* **Prompt**: Scan the data below. Pull out each line where "Hondurans" occurs.

>> begin Excerpted records

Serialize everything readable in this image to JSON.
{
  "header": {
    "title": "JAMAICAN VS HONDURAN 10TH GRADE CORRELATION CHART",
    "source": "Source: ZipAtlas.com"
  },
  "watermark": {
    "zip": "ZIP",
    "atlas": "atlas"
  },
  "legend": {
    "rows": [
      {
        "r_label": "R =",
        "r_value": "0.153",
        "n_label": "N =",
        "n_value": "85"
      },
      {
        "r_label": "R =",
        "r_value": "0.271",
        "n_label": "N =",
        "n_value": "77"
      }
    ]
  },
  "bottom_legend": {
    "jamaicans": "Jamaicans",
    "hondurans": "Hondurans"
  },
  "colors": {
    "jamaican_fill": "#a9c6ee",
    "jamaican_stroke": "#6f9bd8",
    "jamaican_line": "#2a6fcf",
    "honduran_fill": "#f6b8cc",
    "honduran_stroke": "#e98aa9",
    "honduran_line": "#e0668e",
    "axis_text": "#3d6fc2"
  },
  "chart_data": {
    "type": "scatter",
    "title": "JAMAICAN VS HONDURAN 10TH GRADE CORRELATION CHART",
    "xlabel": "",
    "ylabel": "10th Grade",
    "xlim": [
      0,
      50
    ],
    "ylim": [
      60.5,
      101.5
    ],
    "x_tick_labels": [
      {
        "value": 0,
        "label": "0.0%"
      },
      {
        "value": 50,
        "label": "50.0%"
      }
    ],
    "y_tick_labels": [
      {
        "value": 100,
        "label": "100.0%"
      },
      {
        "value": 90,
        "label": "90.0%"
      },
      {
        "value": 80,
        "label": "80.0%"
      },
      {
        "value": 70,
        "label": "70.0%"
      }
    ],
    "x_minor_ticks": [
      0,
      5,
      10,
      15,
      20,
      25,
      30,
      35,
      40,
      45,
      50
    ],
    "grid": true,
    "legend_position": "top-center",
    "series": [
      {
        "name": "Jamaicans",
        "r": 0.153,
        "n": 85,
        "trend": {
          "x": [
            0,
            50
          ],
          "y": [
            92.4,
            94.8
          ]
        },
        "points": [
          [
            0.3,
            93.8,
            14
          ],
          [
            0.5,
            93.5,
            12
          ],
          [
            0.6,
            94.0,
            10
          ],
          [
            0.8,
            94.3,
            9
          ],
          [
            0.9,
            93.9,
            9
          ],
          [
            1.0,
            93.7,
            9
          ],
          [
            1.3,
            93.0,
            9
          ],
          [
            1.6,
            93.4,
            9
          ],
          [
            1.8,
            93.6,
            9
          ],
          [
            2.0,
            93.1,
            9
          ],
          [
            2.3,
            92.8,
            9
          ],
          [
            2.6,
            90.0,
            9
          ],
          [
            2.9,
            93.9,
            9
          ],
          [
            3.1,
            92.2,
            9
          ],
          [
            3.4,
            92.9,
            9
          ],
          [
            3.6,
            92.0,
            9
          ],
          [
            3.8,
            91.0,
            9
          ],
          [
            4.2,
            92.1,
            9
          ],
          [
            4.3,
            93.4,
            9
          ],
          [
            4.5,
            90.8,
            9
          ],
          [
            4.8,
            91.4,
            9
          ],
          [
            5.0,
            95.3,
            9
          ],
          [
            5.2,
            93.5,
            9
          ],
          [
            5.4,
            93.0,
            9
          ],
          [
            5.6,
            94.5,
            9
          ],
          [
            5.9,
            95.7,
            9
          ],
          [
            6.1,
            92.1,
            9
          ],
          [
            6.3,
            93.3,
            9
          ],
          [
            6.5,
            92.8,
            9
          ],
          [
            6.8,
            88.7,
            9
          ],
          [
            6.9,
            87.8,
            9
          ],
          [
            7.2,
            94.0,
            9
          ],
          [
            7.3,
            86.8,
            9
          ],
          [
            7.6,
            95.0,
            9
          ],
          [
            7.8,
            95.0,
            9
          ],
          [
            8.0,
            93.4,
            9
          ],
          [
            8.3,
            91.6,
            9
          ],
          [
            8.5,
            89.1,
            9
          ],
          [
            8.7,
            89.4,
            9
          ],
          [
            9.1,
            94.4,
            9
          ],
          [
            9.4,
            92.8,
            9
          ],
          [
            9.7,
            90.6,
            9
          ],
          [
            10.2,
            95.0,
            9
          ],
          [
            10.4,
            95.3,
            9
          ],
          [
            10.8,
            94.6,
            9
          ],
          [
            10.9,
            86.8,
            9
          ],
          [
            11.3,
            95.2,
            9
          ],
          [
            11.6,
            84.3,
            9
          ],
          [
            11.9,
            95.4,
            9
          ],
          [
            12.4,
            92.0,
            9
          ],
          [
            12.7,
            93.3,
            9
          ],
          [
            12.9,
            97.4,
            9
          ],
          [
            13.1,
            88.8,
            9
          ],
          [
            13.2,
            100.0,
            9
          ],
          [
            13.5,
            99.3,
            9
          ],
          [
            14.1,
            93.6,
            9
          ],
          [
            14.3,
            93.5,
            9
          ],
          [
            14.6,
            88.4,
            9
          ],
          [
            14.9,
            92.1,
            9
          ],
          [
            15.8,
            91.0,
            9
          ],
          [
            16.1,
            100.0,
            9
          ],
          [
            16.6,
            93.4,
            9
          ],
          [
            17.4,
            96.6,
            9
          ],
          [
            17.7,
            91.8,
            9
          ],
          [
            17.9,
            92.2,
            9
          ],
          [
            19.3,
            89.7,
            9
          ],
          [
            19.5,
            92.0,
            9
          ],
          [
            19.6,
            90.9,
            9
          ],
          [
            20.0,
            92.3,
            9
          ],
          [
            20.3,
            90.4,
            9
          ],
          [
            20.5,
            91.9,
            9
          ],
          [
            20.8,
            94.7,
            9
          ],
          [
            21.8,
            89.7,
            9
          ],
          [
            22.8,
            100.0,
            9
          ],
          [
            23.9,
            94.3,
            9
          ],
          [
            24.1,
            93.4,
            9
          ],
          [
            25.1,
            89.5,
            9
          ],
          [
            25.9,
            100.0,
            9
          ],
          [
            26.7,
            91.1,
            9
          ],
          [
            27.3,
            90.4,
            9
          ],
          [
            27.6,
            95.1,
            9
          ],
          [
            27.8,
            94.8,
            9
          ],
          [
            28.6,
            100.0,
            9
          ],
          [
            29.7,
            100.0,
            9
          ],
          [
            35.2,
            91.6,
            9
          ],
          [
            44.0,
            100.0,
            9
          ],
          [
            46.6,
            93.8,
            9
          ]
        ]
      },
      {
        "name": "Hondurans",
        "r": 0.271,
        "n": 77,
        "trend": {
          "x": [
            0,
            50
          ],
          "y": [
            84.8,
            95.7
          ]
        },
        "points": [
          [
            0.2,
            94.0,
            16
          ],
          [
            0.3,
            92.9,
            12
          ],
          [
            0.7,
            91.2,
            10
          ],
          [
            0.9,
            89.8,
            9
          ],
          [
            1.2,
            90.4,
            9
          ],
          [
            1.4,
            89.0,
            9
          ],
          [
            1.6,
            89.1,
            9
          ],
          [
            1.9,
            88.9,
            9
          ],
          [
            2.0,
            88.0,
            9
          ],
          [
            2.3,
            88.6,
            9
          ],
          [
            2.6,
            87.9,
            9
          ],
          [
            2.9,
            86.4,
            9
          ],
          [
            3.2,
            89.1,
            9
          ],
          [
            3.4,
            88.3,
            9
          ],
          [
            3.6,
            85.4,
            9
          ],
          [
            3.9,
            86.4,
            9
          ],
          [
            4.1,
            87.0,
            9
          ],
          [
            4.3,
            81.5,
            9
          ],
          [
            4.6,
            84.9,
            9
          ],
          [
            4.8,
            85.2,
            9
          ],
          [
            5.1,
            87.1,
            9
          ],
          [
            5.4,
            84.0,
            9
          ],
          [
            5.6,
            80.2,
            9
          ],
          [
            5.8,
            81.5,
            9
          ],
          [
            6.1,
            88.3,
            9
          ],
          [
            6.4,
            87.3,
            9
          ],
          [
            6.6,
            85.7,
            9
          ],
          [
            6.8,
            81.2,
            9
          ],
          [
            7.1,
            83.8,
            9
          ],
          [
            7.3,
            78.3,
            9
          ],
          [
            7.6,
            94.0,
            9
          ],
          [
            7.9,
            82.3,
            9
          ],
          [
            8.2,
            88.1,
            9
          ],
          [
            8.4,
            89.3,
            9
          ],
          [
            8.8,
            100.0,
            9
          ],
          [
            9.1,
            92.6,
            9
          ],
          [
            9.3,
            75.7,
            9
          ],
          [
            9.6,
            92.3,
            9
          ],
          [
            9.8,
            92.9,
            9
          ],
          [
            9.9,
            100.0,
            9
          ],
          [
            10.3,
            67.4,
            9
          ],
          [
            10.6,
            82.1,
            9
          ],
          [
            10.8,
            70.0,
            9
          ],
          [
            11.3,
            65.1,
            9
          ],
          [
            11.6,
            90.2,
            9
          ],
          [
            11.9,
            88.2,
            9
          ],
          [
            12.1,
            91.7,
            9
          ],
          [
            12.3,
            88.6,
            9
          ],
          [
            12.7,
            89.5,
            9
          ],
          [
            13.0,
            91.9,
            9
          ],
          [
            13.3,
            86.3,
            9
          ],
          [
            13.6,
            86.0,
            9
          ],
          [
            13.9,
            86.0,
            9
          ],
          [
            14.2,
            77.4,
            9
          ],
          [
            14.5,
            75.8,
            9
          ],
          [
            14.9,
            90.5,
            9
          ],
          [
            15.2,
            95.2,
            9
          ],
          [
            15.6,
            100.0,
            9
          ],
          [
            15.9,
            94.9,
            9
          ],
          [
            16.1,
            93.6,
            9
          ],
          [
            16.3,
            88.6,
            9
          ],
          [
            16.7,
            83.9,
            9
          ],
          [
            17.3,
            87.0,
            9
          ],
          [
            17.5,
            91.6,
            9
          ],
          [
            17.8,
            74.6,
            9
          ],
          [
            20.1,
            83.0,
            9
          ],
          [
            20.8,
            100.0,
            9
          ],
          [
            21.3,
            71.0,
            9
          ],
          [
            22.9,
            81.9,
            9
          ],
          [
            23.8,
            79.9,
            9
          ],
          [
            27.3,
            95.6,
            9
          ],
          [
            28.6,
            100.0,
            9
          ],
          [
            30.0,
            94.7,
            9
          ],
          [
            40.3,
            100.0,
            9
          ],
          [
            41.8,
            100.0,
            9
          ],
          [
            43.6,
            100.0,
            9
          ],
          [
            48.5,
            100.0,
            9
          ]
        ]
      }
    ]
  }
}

>> end Excerpted records

* **Response**:
    "hondurans": "Hondurans"
        "name": "Hondurans",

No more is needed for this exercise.